What the task requires:
Copy every line of the listing exactly.

Input material:
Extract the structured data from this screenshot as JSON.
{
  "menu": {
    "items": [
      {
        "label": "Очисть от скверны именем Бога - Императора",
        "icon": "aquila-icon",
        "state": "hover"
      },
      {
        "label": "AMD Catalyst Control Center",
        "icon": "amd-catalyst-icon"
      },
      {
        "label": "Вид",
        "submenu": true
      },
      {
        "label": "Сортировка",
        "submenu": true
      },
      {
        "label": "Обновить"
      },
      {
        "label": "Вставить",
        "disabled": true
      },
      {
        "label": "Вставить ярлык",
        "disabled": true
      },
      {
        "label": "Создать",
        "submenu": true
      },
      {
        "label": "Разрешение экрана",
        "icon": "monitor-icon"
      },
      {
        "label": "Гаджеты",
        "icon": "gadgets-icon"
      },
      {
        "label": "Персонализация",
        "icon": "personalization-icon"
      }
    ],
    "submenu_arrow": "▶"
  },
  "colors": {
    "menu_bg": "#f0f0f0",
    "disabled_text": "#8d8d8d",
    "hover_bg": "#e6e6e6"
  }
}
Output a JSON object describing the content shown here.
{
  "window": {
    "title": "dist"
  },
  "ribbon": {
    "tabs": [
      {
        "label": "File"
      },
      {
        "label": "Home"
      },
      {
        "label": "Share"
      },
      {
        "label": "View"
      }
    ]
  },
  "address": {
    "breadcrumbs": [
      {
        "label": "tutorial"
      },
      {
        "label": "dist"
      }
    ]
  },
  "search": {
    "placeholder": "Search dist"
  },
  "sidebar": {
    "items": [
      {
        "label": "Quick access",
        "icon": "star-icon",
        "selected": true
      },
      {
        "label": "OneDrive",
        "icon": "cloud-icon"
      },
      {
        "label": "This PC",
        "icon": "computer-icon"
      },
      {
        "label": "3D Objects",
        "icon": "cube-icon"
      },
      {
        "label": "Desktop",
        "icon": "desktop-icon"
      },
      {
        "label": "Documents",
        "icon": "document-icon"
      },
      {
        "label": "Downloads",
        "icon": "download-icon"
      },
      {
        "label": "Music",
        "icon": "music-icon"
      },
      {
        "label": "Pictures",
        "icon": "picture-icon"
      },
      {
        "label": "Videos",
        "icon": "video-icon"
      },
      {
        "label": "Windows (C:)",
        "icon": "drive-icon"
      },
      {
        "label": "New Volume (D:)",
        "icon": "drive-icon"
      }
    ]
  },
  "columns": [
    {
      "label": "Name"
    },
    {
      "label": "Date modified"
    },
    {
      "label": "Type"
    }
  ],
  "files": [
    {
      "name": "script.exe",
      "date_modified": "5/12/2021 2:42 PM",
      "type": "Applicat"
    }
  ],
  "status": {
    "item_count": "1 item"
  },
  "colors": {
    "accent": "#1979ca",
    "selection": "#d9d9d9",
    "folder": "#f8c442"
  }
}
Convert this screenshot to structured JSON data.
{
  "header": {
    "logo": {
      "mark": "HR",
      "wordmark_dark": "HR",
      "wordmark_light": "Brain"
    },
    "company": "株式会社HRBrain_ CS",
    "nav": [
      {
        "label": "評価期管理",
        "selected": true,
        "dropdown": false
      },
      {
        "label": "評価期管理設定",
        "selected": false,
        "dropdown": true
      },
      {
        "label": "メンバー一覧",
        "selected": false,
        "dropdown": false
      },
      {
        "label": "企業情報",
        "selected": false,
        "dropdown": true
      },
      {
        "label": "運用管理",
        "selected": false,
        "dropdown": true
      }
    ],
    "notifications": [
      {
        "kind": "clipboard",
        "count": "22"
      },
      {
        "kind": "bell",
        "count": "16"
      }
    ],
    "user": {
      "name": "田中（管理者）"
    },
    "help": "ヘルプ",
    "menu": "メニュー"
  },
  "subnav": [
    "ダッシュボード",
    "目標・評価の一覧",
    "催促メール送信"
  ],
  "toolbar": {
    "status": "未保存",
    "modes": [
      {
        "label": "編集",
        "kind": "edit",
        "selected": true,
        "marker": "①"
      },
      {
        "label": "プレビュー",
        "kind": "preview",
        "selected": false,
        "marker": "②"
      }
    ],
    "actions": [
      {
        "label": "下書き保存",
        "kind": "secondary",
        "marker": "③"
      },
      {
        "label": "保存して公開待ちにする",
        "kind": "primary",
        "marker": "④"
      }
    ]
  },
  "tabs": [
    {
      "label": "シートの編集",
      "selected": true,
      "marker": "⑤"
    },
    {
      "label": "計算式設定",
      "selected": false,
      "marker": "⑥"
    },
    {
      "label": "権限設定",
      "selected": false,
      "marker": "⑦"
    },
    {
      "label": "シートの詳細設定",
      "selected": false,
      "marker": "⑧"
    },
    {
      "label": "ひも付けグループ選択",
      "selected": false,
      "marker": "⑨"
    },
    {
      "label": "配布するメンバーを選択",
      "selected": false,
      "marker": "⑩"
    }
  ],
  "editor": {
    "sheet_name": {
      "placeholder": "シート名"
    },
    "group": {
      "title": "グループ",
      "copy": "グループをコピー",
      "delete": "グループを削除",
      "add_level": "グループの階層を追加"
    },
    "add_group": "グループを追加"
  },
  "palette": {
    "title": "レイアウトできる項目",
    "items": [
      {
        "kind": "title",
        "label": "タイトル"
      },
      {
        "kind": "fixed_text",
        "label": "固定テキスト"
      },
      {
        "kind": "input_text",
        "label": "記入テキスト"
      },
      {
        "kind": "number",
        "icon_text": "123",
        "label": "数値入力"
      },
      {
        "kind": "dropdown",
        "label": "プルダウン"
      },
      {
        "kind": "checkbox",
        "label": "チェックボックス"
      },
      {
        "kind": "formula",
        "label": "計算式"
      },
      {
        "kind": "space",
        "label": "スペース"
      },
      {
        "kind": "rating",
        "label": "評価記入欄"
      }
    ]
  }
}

Exercise output:
Extract the structured data from this screenshot as JSON.
{
  "menu": {
    "items": [
      {
        "label": "Очисть от скверны именем Бога - Императора",
        "icon": "aquila-icon",
        "state": "hover"
      },
      {
        "label": "AMD Catalyst Control Center",
        "icon": "amd-catalyst-icon"
      },
      {
        "label": "Вид",
        "submenu": true
      },
      {
        "label": "Сортировка",
        "submenu": true
      },
      {
        "label": "Обновить"
      },
      {
        "label": "Вставить",
        "disabled": true
      },
      {
        "label": "Вставить ярлык",
        "disabled": true
      },
      {
        "label": "Создать",
        "submenu": true
      },
      {
        "label": "Разрешение экрана",
        "icon": "monitor-icon"
      },
      {
        "label": "Гаджеты",
        "icon": "gadgets-icon"
      },
      {
        "label": "Персонализация",
        "icon": "personalization-icon"
      }
    ],
    "submenu_arrow": "▶"
  },
  "colors": {
    "menu_bg": "#f0f0f0",
    "disabled_text": "#8d8d8d",
    "hover_bg": "#e6e6e6"
  }
}
Output a JSON object describing the content shown here.
{
  "window": {
    "title": "dist"
  },
  "ribbon": {
    "tabs": [
      {
        "label": "File"
      },
      {
        "label": "Home"
      },
      {
        "label": "Share"
      },
      {
        "label": "View"
      }
    ]
  },
  "address": {
    "breadcrumbs": [
      {
        "label": "tutorial"
      },
      {
        "label": "dist"
      }
    ]
  },
  "search": {
    "placeholder": "Search dist"
  },
  "sidebar": {
    "items": [
      {
        "label": "Quick access",
        "icon": "star-icon",
        "selected": true
      },
      {
        "label": "OneDrive",
        "icon": "cloud-icon"
      },
      {
        "label": "This PC",
        "icon": "computer-icon"
      },
      {
        "label": "3D Objects",
        "icon": "cube-icon"
      },
      {
        "label": "Desktop",
        "icon": "desktop-icon"
      },
      {
        "label": "Documents",
        "icon": "document-icon"
      },
      {
        "label": "Downloads",
        "icon": "download-icon"
      },
      {
        "label": "Music",
        "icon": "music-icon"
      },
      {
        "label": "Pictures",
        "icon": "picture-icon"
      },
      {
        "label": "Videos",
        "icon": "video-icon"
      },
      {
        "label": "Windows (C:)",
        "icon": "drive-icon"
      },
      {
        "label": "New Volume (D:)",
        "icon": "drive-icon"
      }
    ]
  },
  "columns": [
    {
      "label": "Name"
    },
    {
      "label": "Date modified"
    },
    {
      "label": "Type"
    }
  ],
  "files": [
    {
      "name": "script.exe",
      "date_modified": "5/12/2021 2:42 PM",
      "type": "Applicat"
    }
  ],
  "status": {
    "item_count": "1 item"
  },
  "colors": {
    "accent": "#1979ca",
    "selection": "#d9d9d9",
    "folder": "#f8c442"
  }
}
Convert this screenshot to structured JSON data.
{
  "header": {
    "logo": {
      "mark": "HR",
      "wordmark_dark": "HR",
      "wordmark_light": "Brain"
    },
    "company": "株式会社HRBrain_ CS",
    "nav": [
      {
        "label": "評価期管理",
        "selected": true,
        "dropdown": false
      },
      {
        "label": "評価期管理設定",
        "selected": false,
        "dropdown": true
      },
      {
        "label": "メンバー一覧",
        "selected": false,
        "dropdown": false
      },
      {
        "label": "企業情報",
        "selected": false,
        "dropdown": true
      },
      {
        "label": "運用管理",
        "selected": false,
        "dropdown": true
      }
    ],
    "notifications": [
      {
        "kind": "clipboard",
        "count": "22"
      },
      {
        "kind": "bell",
        "count": "16"
      }
    ],
    "user": {
      "name": "田中（管理者）"
    },
    "help": "ヘルプ",
    "menu": "メニュー"
  },
  "subnav": [
    "ダッシュボード",
    "目標・評価の一覧",
    "催促メール送信"
  ],
  "toolbar": {
    "status": "未保存",
    "modes": [
      {
        "label": "編集",
        "kind": "edit",
        "selected": true,
        "marker": "①"
      },
      {
        "label": "プレビュー",
        "kind": "preview",
        "selected": false,
        "marker": "②"
      }
    ],
    "actions": [
      {
        "label": "下書き保存",
        "kind": "secondary",
        "marker": "③"
      },
      {
        "label": "保存して公開待ちにする",
        "kind": "primary",
        "marker": "④"
      }
    ]
  },
  "tabs": [
    {
      "label": "シートの編集",
      "selected": true,
      "marker": "⑤"
    },
    {
      "label": "計算式設定",
      "selected": false,
      "marker": "⑥"
    },
    {
      "label": "権限設定",
      "selected": false,
      "marker": "⑦"
    },
    {
      "label": "シートの詳細設定",
      "selected": false,
      "marker": "⑧"
    },
    {
      "label": "ひも付けグループ選択",
      "selected": false,
      "marker": "⑨"
    },
    {
      "label": "配布するメンバーを選択",
      "selected": false,
      "marker": "⑩"
    }
  ],
  "editor": {
    "sheet_name": {
      "placeholder": "シート名"
    },
    "group": {
      "title": "グループ",
      "copy": "グループをコピー",
      "delete": "グループを削除",
      "add_level": "グループの階層を追加"
    },
    "add_group": "グループを追加"
  },
  "palette": {
    "title": "レイアウトできる項目",
    "items": [
      {
        "kind": "title",
        "label": "タイトル"
      },
      {
        "kind": "fixed_text",
        "label": "固定テキスト"
      },
      {
        "kind": "input_text",
        "label": "記入テキスト"
      },
      {
        "kind": "number",
        "icon_text": "123",
        "label": "数値入力"
      },
      {
        "kind": "dropdown",
        "label": "プルダウン"
      },
      {
        "kind": "checkbox",
        "label": "チェックボックス"
      },
      {
        "kind": "formula",
        "label": "計算式"
      },
      {
        "kind": "space",
        "label": "スペース"
      },
      {
        "kind": "rating",
        "label": "評価記入欄"
      }
    ]
  }
}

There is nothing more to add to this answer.